Exercise requirements: Skip the images and copy each record exactly as written.

The data:
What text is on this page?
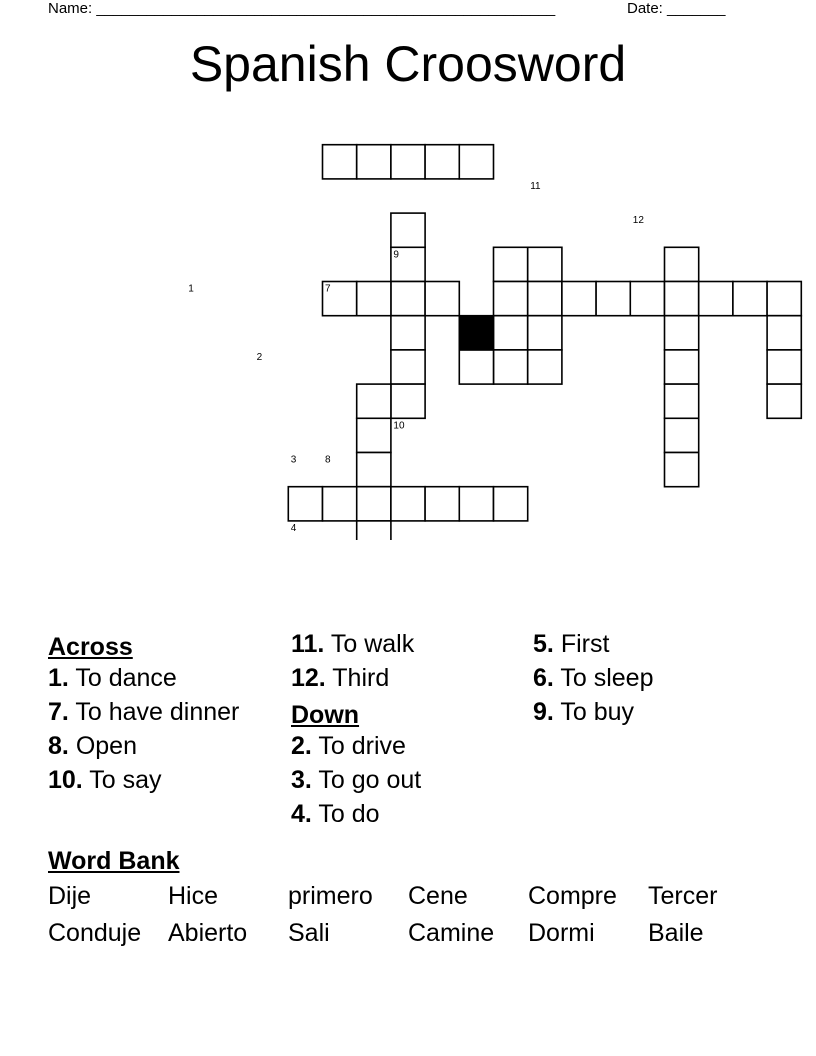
Name: _______________________________________________________	Date: _______
Spanish Croosword
1
2
3
4
7
8
9
10
11
12
Across
1. To dance
7. To have dinner
8. Open
10. To say
11. To walk
12. Third
Down
2. To drive
3. To go out
4. To do
5. First
6. To sleep
9. To buy
Word Bank
Dije	Hice	primero	Cene	Compre	Tercer
Conduje	Abierto	Sali	Camine	Dormi	Baile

Solution:
What text is on this page?
Name: _______________________________________________________	Date: _______
Spanish Croosword
1
2
3
4
7
8
9
10
11
12
Across
1. To dance
7. To have dinner
8. Open
10. To say
11. To walk
12. Third
Down
2. To drive
3. To go out
4. To do
5. First
6. To sleep
9. To buy
Word Bank
Dije	Hice	primero	Cene	Compre	Tercer
Conduje	Abierto	Sali	Camine	Dormi	Baile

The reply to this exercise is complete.